▶ What is expected
Skip any picture you find and retype all the remaining lines exactly.

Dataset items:

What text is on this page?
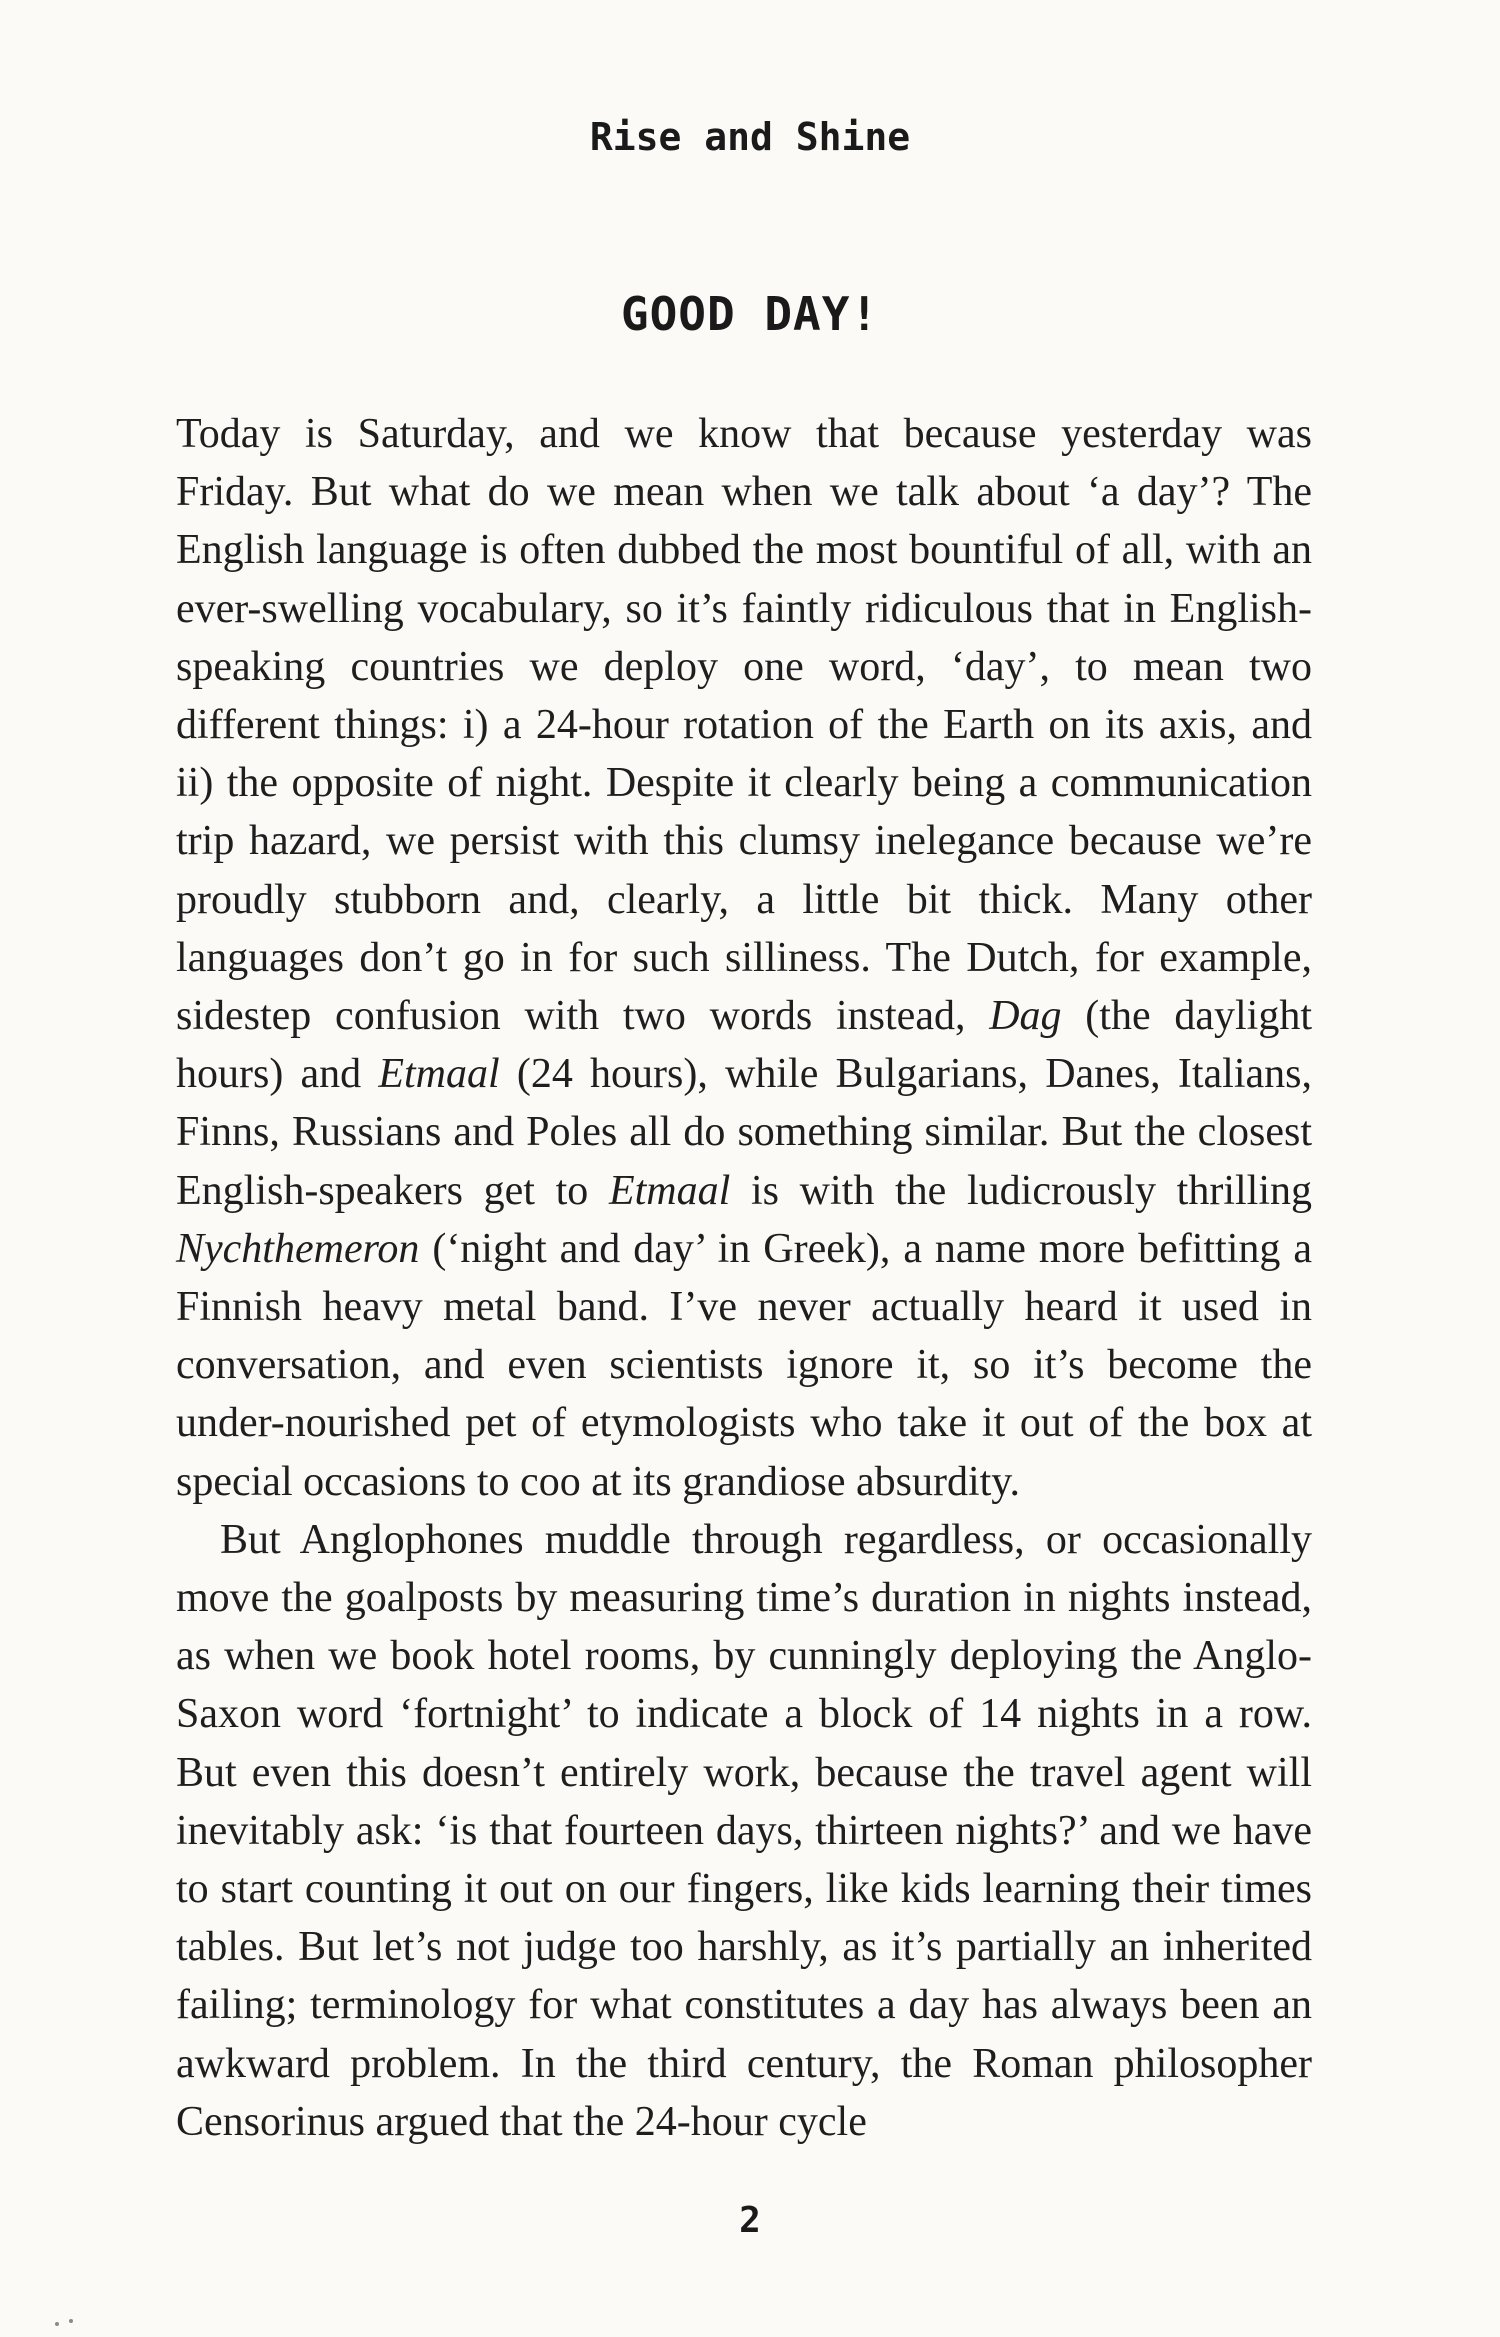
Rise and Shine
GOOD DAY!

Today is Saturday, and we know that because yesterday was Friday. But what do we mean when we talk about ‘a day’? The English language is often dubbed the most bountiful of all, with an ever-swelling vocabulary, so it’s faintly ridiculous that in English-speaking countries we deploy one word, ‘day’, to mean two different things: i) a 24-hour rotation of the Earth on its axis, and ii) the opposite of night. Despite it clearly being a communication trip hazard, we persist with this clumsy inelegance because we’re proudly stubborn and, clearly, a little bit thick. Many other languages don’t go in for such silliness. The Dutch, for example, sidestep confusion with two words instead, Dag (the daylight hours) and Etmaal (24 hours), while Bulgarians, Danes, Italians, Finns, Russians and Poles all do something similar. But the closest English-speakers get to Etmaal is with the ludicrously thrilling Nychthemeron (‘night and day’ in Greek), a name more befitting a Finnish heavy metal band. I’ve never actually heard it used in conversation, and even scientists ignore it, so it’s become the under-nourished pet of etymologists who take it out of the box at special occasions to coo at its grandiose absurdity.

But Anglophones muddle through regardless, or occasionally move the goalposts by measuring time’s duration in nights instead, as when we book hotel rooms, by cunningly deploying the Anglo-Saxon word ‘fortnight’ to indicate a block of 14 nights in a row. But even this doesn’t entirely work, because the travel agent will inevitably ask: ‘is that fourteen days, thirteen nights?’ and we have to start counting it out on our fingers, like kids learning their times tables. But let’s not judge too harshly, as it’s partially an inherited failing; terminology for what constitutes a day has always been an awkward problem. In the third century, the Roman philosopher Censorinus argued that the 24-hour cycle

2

▶ Expected answer
What text is on this page?
Rise and Shine
GOOD DAY!

Today is Saturday, and we know that because yesterday was Friday. But what do we mean when we talk about ‘a day’? The English language is often dubbed the most bountiful of all, with an ever-swelling vocabulary, so it’s faintly ridiculous that in English-speaking countries we deploy one word, ‘day’, to mean two different things: i) a 24-hour rotation of the Earth on its axis, and ii) the opposite of night. Despite it clearly being a communication trip hazard, we persist with this clumsy inelegance because we’re proudly stubborn and, clearly, a little bit thick. Many other languages don’t go in for such silliness. The Dutch, for example, sidestep confusion with two words instead, Dag (the daylight hours) and Etmaal (24 hours), while Bulgarians, Danes, Italians, Finns, Russians and Poles all do something similar. But the closest English-speakers get to Etmaal is with the ludicrously thrilling Nychthemeron (‘night and day’ in Greek), a name more befitting a Finnish heavy metal band. I’ve never actually heard it used in conversation, and even scientists ignore it, so it’s become the under-nourished pet of etymologists who take it out of the box at special occasions to coo at its grandiose absurdity.

But Anglophones muddle through regardless, or occasionally move the goalposts by measuring time’s duration in nights instead, as when we book hotel rooms, by cunningly deploying the Anglo-Saxon word ‘fortnight’ to indicate a block of 14 nights in a row. But even this doesn’t entirely work, because the travel agent will inevitably ask: ‘is that fourteen days, thirteen nights?’ and we have to start counting it out on our fingers, like kids learning their times tables. But let’s not judge too harshly, as it’s partially an inherited failing; terminology for what constitutes a day has always been an awkward problem. In the third century, the Roman philosopher Censorinus argued that the 24-hour cycle

2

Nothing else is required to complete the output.